WORK REQUIRED:
What is the number of lines in these entries that include "Gerckens"? Write that number and no other text.

RAW RECORDS:
--------------------

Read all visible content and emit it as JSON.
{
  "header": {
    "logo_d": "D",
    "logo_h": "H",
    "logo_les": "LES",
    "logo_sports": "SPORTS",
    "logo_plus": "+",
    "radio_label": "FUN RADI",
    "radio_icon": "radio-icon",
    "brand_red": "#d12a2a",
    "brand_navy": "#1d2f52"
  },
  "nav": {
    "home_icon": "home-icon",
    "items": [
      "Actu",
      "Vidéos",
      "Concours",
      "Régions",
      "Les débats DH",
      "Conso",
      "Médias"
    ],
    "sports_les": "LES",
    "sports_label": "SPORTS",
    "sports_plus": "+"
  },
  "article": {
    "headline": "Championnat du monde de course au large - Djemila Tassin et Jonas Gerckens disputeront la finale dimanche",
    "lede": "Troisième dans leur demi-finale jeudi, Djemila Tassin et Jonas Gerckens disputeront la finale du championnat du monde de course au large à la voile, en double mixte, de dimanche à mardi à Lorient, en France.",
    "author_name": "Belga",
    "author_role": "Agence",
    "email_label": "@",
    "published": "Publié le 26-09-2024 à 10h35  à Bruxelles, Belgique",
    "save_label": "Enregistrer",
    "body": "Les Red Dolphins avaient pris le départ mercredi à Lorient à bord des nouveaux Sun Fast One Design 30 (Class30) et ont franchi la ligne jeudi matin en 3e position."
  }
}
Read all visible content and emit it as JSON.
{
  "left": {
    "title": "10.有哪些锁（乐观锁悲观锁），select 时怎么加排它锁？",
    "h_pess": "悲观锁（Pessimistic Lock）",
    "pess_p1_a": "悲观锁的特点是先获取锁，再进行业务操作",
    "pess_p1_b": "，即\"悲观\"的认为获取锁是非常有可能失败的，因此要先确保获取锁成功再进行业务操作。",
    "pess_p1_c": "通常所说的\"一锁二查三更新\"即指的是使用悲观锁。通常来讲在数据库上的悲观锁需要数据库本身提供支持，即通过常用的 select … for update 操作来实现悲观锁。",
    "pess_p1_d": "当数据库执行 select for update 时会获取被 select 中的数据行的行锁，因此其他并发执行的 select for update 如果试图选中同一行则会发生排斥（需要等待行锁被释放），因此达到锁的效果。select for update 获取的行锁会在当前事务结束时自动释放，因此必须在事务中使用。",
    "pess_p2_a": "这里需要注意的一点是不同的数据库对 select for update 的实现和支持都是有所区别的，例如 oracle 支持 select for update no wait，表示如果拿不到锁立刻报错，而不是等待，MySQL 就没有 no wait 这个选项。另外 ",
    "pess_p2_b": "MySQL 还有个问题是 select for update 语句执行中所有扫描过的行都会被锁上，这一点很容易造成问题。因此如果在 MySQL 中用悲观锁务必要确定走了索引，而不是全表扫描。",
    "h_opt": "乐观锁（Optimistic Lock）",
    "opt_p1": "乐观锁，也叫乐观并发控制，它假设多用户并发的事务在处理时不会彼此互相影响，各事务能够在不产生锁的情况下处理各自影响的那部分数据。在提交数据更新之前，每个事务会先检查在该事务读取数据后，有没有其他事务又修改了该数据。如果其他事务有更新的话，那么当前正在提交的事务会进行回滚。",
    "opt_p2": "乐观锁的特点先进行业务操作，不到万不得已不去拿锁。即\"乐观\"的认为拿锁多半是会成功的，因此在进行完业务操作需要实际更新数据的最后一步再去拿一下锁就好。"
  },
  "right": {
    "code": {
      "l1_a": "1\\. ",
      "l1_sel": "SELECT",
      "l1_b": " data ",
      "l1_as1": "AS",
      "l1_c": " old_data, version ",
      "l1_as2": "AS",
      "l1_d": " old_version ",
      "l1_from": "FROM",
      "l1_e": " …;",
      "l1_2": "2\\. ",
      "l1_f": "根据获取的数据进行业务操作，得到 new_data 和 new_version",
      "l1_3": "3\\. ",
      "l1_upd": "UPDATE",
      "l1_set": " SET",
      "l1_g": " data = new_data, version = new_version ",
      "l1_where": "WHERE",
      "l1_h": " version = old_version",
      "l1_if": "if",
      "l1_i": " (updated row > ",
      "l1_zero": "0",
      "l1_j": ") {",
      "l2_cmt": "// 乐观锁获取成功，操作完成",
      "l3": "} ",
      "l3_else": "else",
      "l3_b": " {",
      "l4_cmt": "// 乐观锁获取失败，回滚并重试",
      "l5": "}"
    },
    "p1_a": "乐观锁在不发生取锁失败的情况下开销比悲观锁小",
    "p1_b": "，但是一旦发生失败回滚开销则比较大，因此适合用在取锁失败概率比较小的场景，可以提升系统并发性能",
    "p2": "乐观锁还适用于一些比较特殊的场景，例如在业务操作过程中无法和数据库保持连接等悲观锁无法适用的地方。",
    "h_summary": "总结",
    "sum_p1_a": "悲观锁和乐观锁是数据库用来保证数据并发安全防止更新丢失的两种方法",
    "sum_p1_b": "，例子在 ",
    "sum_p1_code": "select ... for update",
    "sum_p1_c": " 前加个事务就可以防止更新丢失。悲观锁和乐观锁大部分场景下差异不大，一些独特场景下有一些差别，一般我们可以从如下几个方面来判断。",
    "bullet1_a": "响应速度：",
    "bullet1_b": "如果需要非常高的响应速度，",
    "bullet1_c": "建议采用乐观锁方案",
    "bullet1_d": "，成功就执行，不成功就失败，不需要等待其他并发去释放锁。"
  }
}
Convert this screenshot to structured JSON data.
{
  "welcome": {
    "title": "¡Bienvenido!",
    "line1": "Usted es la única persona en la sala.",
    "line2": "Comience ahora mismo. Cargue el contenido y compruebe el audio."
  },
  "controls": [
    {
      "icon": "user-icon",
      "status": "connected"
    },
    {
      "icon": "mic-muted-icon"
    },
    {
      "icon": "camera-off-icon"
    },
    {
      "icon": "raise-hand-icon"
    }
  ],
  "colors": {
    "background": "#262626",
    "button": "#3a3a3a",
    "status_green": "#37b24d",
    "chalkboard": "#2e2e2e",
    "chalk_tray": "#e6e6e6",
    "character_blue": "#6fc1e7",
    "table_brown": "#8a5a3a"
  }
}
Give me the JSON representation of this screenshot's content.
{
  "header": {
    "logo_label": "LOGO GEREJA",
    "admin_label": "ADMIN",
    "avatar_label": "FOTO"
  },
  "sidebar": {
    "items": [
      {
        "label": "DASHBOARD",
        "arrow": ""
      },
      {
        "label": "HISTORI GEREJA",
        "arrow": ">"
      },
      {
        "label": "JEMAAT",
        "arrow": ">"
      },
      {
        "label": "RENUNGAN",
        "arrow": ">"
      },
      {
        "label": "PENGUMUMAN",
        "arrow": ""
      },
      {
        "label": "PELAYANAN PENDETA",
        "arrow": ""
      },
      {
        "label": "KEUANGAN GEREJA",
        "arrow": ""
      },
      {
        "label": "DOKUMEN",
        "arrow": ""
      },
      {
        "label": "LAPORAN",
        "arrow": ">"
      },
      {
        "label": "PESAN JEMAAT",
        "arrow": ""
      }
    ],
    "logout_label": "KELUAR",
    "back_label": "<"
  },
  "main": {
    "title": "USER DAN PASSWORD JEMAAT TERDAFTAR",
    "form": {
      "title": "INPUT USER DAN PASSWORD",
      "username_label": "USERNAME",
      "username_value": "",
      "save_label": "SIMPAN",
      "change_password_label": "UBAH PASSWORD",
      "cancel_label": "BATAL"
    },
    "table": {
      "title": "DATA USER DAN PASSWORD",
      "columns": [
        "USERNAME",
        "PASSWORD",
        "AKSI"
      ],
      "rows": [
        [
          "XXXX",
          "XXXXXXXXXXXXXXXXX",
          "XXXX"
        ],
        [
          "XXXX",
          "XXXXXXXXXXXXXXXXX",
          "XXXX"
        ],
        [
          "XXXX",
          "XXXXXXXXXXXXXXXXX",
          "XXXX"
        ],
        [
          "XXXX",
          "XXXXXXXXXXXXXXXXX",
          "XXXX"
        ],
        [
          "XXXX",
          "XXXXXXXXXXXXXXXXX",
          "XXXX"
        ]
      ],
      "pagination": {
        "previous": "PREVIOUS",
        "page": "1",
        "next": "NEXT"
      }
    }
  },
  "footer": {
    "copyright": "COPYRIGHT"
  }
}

--------------------

THE ANSWER:
2